* Material to process

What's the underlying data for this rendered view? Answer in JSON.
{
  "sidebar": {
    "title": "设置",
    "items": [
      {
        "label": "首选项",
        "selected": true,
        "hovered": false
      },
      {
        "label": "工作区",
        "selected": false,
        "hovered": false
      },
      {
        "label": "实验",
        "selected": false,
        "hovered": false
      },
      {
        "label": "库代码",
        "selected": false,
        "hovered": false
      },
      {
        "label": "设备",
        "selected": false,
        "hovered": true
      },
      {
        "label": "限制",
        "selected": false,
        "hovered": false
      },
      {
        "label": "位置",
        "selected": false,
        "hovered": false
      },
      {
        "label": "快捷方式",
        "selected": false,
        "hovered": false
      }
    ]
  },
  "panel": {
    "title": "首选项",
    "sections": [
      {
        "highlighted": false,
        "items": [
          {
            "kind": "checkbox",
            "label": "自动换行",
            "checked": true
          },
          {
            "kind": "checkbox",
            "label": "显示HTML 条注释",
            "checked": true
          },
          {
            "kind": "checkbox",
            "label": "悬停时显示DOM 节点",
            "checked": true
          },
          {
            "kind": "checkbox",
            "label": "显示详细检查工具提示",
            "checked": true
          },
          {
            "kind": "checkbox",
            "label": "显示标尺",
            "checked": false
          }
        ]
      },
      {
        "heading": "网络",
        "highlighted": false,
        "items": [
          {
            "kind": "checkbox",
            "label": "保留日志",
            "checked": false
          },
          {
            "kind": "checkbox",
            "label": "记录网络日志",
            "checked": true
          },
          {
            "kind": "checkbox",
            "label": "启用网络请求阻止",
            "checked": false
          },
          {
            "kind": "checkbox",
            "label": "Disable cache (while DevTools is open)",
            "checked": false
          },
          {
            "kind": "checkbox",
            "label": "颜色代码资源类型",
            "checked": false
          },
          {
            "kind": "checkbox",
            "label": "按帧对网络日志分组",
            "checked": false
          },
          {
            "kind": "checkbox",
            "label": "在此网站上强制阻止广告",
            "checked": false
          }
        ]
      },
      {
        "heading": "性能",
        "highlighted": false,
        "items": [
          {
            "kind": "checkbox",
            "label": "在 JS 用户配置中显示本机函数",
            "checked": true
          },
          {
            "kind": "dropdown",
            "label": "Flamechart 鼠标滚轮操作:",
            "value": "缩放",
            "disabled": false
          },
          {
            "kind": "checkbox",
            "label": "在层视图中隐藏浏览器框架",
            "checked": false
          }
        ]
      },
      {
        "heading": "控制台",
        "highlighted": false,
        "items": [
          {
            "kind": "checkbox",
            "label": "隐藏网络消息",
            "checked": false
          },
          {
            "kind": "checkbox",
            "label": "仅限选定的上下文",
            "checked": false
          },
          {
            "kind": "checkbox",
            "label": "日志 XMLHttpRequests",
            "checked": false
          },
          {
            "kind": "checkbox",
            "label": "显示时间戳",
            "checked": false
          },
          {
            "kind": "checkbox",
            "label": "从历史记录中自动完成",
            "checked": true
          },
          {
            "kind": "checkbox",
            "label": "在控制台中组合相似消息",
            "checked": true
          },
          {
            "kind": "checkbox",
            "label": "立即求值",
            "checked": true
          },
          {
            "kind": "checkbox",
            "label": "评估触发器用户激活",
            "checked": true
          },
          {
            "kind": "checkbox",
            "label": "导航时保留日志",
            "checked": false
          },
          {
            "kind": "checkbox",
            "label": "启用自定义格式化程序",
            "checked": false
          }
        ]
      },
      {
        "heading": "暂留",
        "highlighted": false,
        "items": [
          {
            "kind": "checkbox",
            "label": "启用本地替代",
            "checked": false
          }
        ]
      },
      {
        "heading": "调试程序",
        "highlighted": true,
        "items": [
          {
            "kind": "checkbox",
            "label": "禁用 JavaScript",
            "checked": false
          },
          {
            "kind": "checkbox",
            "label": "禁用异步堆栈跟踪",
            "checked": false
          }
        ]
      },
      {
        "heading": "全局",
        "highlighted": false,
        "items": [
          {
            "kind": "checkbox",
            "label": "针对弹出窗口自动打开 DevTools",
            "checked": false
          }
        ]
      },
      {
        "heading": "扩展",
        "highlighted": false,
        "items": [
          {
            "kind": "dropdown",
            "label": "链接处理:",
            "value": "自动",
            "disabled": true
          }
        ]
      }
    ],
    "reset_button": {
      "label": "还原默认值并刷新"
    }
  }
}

* Task to carry out
Scan the records above for the string "DevTools", then report every line that contains it.

* Exercise result
            "label": "Disable cache (while DevTools is open)",
            "label": "针对弹出窗口自动打开 DevTools",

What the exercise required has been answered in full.